Data excerpts
──────────

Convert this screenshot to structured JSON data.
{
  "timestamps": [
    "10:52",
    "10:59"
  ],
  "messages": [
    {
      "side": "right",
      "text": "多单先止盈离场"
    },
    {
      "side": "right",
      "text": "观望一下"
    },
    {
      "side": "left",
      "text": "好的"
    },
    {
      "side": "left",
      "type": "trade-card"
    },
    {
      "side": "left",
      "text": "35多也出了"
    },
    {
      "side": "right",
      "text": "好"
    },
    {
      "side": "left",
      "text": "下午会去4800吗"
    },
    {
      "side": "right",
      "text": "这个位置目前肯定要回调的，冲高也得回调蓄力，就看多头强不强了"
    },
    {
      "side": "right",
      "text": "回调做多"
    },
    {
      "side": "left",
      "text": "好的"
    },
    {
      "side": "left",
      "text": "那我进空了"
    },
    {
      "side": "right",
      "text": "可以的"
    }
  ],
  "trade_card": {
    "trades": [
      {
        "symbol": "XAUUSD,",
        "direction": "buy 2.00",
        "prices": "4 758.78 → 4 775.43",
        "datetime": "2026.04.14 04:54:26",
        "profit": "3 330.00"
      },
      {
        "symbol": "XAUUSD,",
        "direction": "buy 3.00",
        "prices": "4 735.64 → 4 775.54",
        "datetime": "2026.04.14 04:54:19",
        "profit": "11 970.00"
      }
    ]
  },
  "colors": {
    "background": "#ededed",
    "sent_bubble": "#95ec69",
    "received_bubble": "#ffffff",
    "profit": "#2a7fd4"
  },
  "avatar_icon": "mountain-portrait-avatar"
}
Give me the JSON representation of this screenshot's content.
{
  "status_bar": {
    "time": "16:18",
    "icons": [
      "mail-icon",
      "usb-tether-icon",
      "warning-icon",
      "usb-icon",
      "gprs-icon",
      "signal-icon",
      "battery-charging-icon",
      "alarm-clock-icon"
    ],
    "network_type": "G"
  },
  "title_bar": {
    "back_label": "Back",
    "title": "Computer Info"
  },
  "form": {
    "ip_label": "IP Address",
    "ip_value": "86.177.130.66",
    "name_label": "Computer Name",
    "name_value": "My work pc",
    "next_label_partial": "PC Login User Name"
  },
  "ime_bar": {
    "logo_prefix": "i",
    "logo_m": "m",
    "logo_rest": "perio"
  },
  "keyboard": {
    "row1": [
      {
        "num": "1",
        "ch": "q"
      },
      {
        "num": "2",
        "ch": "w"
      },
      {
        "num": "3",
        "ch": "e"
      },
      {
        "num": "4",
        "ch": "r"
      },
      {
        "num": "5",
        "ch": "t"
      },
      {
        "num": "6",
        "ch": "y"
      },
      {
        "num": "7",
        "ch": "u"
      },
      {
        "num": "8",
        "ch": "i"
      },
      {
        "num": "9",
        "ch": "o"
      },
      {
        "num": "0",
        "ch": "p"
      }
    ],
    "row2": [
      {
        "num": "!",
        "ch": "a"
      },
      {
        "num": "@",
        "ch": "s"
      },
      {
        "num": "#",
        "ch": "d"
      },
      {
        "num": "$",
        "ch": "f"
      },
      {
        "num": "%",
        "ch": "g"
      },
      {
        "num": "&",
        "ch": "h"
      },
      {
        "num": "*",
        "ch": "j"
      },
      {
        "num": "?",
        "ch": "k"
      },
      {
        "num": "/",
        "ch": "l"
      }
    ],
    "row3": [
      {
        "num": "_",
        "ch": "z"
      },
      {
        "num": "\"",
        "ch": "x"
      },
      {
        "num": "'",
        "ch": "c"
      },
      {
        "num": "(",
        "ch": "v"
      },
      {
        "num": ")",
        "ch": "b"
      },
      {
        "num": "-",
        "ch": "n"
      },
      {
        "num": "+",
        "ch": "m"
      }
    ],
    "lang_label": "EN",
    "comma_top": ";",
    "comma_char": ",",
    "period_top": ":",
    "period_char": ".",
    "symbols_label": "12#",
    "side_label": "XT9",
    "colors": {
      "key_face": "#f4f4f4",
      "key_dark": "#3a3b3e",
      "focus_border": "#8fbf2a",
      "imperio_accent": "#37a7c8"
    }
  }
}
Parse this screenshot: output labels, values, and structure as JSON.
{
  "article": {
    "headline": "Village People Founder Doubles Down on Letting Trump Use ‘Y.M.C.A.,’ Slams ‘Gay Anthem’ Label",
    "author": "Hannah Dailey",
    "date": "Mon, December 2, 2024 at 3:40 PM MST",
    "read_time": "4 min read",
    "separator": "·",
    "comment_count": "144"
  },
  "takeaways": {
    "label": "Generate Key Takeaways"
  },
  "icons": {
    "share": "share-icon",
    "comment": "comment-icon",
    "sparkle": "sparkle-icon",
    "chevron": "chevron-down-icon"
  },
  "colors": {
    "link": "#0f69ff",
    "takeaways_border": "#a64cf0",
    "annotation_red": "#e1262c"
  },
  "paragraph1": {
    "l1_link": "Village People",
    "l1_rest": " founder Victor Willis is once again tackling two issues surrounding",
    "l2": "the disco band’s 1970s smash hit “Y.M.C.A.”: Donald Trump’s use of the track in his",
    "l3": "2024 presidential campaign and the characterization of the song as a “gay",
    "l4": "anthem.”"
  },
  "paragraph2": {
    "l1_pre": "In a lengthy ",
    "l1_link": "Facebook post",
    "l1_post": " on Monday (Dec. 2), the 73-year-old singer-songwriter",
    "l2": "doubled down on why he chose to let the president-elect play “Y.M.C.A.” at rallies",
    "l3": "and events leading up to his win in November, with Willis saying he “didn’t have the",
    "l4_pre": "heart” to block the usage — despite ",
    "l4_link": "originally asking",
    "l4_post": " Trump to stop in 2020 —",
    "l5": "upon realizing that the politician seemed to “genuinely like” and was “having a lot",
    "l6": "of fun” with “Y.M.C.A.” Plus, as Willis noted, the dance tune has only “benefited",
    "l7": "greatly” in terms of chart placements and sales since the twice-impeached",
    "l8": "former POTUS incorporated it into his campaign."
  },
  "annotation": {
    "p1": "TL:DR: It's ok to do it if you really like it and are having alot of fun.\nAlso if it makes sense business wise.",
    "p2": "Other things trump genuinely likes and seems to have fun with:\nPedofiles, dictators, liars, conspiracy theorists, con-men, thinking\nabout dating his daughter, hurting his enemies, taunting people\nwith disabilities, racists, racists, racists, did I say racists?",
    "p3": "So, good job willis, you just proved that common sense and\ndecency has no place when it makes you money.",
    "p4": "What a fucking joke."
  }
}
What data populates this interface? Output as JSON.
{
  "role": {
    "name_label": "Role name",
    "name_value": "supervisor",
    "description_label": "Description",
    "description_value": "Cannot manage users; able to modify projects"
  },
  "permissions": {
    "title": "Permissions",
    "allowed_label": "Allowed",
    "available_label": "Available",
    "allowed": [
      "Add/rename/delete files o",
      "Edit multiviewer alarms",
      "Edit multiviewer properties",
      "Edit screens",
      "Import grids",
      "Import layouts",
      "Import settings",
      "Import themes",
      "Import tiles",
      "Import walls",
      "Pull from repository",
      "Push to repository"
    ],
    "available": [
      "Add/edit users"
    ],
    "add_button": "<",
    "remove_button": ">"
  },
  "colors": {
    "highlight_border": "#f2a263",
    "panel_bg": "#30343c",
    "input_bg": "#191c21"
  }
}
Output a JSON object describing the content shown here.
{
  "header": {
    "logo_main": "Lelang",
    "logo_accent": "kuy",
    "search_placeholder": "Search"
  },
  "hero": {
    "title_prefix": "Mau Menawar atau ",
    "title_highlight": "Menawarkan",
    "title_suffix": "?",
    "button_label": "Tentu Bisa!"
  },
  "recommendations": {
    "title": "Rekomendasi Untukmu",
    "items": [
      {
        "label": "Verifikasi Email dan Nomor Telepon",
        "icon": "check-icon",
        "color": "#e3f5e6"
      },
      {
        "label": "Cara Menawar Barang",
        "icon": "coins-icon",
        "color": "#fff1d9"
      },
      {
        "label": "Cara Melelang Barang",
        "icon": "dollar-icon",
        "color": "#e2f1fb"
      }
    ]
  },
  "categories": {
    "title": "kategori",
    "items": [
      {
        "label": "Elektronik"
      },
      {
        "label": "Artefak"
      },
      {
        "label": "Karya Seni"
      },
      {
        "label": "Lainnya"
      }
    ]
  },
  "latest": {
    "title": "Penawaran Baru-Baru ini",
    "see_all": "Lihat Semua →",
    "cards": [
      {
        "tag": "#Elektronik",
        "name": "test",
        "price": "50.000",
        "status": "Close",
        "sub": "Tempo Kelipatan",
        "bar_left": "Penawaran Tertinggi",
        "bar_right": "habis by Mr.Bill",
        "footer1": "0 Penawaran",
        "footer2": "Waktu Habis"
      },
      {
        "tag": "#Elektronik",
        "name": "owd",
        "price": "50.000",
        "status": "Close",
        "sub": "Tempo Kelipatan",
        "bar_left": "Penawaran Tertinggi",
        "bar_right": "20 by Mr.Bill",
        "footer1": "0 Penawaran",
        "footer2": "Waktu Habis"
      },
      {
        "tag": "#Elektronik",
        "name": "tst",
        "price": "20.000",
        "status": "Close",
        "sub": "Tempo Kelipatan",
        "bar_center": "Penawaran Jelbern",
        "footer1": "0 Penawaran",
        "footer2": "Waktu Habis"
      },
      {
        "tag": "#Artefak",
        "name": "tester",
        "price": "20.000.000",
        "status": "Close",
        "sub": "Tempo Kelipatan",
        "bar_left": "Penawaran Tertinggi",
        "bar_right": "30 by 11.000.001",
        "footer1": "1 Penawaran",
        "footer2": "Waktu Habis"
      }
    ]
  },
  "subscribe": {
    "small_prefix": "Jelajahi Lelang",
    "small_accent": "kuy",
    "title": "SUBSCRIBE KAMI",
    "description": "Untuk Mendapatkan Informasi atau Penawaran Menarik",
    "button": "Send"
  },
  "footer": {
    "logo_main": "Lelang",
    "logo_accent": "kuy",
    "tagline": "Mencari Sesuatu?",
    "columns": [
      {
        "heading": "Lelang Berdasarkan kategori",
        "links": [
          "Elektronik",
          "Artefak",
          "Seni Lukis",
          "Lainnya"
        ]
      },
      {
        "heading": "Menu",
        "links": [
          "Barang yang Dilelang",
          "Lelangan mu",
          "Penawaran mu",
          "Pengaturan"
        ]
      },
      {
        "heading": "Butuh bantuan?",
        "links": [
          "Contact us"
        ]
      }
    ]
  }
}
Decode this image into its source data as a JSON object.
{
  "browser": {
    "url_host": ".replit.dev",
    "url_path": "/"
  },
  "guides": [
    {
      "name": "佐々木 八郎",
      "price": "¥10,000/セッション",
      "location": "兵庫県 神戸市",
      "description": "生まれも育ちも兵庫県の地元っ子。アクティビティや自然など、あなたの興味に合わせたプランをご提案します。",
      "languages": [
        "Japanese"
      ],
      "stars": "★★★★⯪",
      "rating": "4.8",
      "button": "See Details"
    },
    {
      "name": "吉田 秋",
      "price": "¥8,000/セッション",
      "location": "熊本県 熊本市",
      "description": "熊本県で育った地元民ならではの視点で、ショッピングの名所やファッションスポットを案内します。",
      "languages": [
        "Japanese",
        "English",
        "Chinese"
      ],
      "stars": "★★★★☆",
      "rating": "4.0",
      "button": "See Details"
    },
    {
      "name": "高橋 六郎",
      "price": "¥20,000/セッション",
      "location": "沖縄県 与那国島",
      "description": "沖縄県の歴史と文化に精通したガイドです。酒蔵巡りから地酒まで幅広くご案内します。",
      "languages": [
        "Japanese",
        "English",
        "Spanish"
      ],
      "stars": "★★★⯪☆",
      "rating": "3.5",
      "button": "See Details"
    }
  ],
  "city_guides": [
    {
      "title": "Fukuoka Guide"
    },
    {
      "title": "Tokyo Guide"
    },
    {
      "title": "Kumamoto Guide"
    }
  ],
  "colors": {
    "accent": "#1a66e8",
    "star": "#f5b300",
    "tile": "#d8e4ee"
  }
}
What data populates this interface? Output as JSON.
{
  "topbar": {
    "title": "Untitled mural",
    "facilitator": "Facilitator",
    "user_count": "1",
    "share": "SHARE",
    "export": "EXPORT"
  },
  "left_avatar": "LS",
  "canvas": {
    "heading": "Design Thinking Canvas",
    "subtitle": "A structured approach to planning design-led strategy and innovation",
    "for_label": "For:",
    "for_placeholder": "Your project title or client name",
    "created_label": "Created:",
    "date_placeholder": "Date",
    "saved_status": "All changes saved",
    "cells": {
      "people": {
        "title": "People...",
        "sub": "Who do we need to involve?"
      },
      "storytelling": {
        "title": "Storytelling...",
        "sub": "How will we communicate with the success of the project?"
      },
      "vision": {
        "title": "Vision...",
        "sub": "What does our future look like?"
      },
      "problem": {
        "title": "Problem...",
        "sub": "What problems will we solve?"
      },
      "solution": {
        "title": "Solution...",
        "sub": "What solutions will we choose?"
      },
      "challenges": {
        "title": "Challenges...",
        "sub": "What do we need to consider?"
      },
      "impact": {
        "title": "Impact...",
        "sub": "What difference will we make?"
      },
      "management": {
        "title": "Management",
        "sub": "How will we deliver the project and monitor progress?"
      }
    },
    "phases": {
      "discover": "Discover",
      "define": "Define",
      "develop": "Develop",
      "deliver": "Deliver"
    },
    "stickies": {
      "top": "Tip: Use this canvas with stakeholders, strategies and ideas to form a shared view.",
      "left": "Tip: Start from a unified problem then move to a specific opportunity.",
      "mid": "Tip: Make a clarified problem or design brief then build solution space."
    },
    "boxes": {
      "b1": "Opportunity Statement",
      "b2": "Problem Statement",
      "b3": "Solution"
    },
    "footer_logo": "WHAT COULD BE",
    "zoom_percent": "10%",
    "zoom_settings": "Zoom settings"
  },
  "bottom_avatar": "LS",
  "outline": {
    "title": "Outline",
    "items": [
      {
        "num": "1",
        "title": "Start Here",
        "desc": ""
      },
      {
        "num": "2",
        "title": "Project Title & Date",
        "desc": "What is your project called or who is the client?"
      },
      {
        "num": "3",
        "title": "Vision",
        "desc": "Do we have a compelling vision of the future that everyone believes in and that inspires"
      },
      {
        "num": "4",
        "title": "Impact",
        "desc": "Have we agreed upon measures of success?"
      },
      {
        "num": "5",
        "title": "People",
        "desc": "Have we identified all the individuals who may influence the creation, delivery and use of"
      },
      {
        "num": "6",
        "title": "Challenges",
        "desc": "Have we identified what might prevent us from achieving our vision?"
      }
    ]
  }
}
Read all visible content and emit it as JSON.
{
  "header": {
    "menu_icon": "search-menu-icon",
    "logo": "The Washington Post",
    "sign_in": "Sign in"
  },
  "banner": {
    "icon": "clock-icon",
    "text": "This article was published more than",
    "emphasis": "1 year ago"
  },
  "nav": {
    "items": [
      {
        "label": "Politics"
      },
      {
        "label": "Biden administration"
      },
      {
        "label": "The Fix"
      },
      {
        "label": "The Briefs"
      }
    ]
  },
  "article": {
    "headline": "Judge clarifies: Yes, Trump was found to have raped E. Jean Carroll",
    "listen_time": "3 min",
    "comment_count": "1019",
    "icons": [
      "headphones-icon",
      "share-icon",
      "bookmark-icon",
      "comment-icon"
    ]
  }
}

──────────

*The request*. Locate the word "screenshot" in the data above. Copy every line carrying it.

*Written answer*.
Convert this screenshot to structured JSON data.
Give me the JSON representation of this screenshot's content.
Parse this screenshot: output labels, values, and structure as JSON.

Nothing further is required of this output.